> **Exercise**:
In your copy, reproduce the entries exactly as they are, minus the images.

> **Dataset**:
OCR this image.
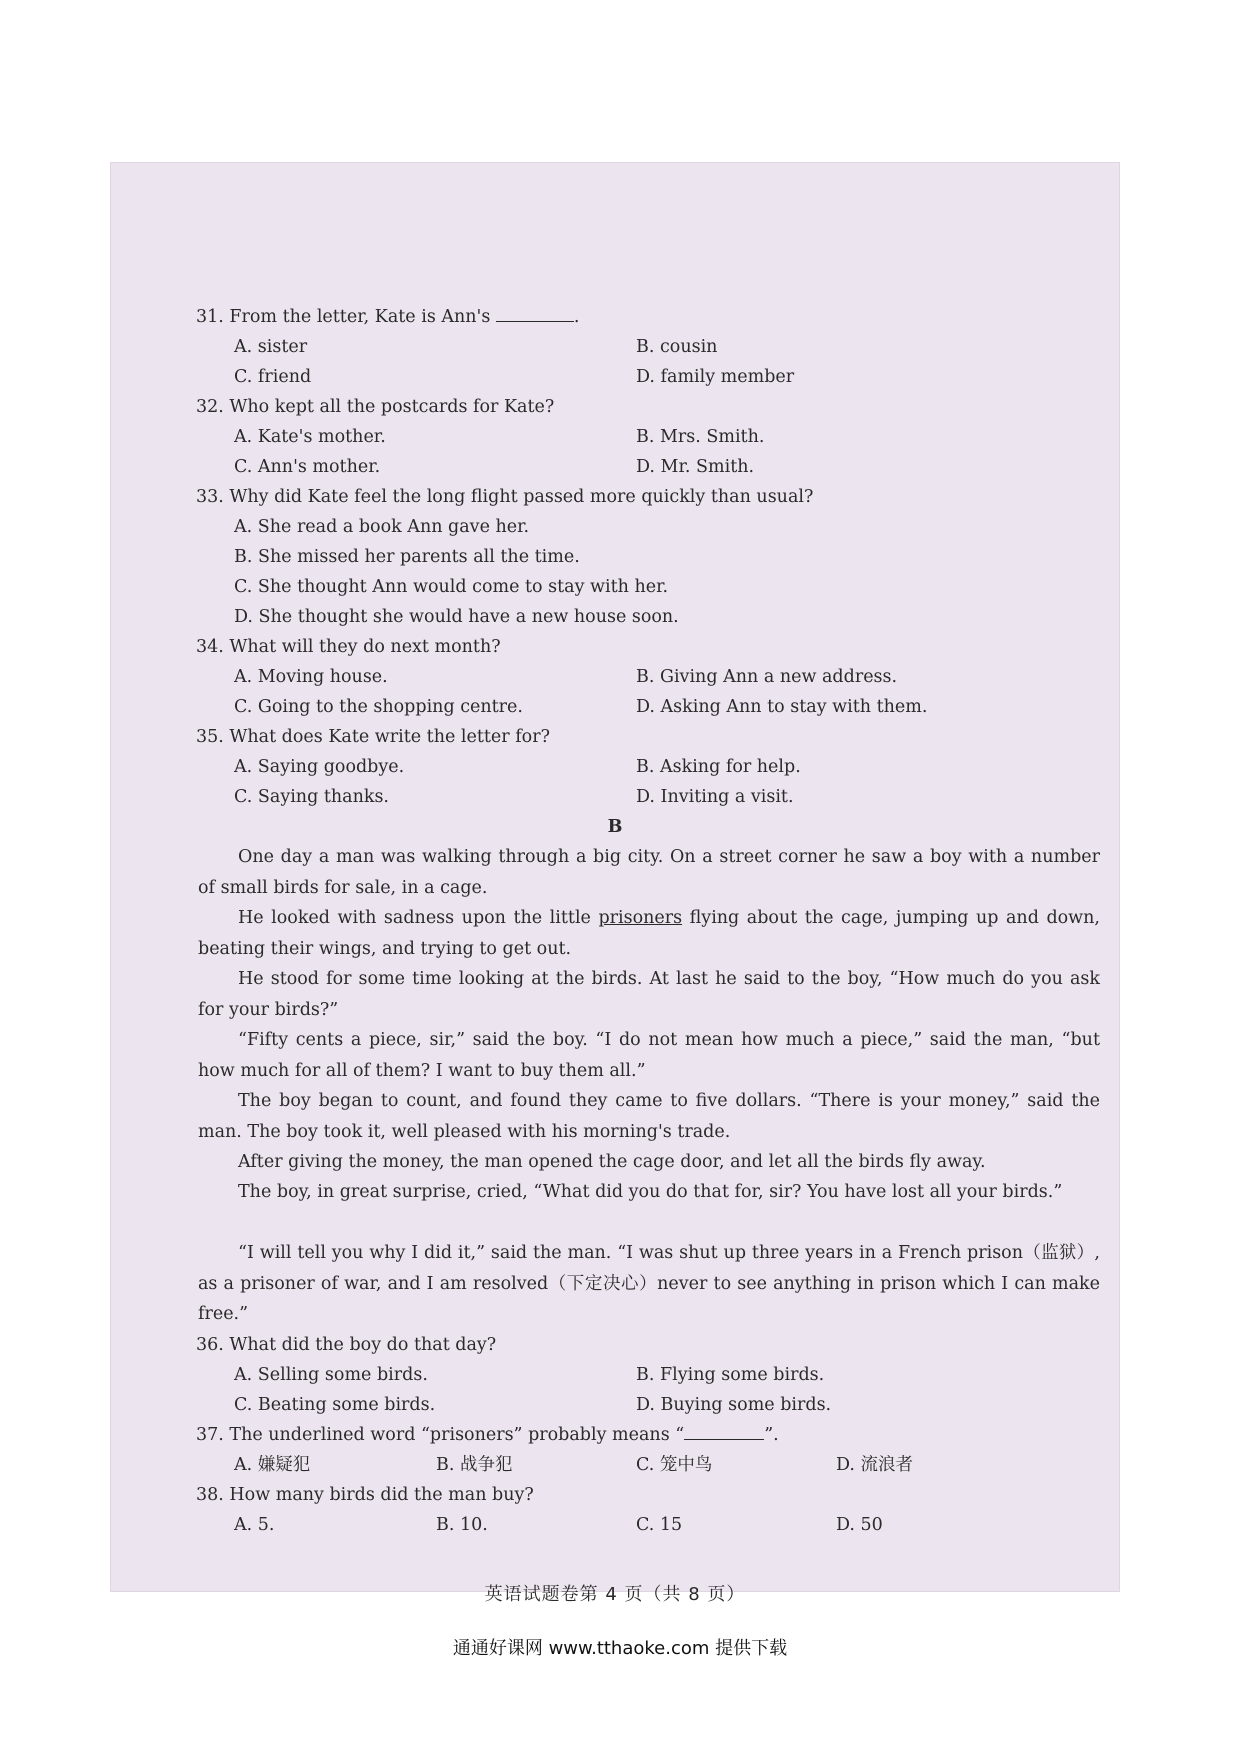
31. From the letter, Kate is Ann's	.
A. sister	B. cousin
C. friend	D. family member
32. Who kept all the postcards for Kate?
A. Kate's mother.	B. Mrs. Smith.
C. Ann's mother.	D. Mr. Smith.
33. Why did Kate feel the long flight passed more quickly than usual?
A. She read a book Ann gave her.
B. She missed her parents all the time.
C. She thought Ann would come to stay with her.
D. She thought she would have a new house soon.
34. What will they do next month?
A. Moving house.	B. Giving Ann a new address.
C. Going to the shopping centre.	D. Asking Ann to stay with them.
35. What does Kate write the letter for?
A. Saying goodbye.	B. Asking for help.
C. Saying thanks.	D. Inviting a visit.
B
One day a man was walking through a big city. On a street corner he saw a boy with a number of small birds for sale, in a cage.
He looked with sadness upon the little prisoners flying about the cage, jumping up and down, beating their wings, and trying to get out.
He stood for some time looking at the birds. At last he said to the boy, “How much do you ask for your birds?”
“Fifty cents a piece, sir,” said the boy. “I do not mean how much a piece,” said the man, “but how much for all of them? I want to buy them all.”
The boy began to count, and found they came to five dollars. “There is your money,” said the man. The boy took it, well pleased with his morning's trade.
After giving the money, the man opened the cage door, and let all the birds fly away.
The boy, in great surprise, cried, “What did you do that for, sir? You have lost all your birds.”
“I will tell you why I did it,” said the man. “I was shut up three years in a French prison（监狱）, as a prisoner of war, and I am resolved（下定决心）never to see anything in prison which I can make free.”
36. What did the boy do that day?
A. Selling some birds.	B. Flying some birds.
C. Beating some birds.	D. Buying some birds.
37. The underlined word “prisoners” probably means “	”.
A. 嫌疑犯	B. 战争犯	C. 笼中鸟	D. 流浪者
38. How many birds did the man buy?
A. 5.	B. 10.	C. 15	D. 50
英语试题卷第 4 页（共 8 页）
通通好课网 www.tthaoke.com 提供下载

> **Exercise result**:
OCR this image.
31. From the letter, Kate is Ann's	.
A. sister	B. cousin
C. friend	D. family member
32. Who kept all the postcards for Kate?
A. Kate's mother.	B. Mrs. Smith.
C. Ann's mother.	D. Mr. Smith.
33. Why did Kate feel the long flight passed more quickly than usual?
A. She read a book Ann gave her.
B. She missed her parents all the time.
C. She thought Ann would come to stay with her.
D. She thought she would have a new house soon.
34. What will they do next month?
A. Moving house.	B. Giving Ann a new address.
C. Going to the shopping centre.	D. Asking Ann to stay with them.
35. What does Kate write the letter for?
A. Saying goodbye.	B. Asking for help.
C. Saying thanks.	D. Inviting a visit.
B
One day a man was walking through a big city. On a street corner he saw a boy with a number of small birds for sale, in a cage.
He looked with sadness upon the little prisoners flying about the cage, jumping up and down, beating their wings, and trying to get out.
He stood for some time looking at the birds. At last he said to the boy, “How much do you ask for your birds?”
“Fifty cents a piece, sir,” said the boy. “I do not mean how much a piece,” said the man, “but how much for all of them? I want to buy them all.”
The boy began to count, and found they came to five dollars. “There is your money,” said the man. The boy took it, well pleased with his morning's trade.
After giving the money, the man opened the cage door, and let all the birds fly away.
The boy, in great surprise, cried, “What did you do that for, sir? You have lost all your birds.”
“I will tell you why I did it,” said the man. “I was shut up three years in a French prison（监狱）, as a prisoner of war, and I am resolved（下定决心）never to see anything in prison which I can make free.”
36. What did the boy do that day?
A. Selling some birds.	B. Flying some birds.
C. Beating some birds.	D. Buying some birds.
37. The underlined word “prisoners” probably means “	”.
A. 嫌疑犯	B. 战争犯	C. 笼中鸟	D. 流浪者
38. How many birds did the man buy?
A. 5.	B. 10.	C. 15	D. 50
英语试题卷第 4 页（共 8 页）
通通好课网 www.tthaoke.com 提供下载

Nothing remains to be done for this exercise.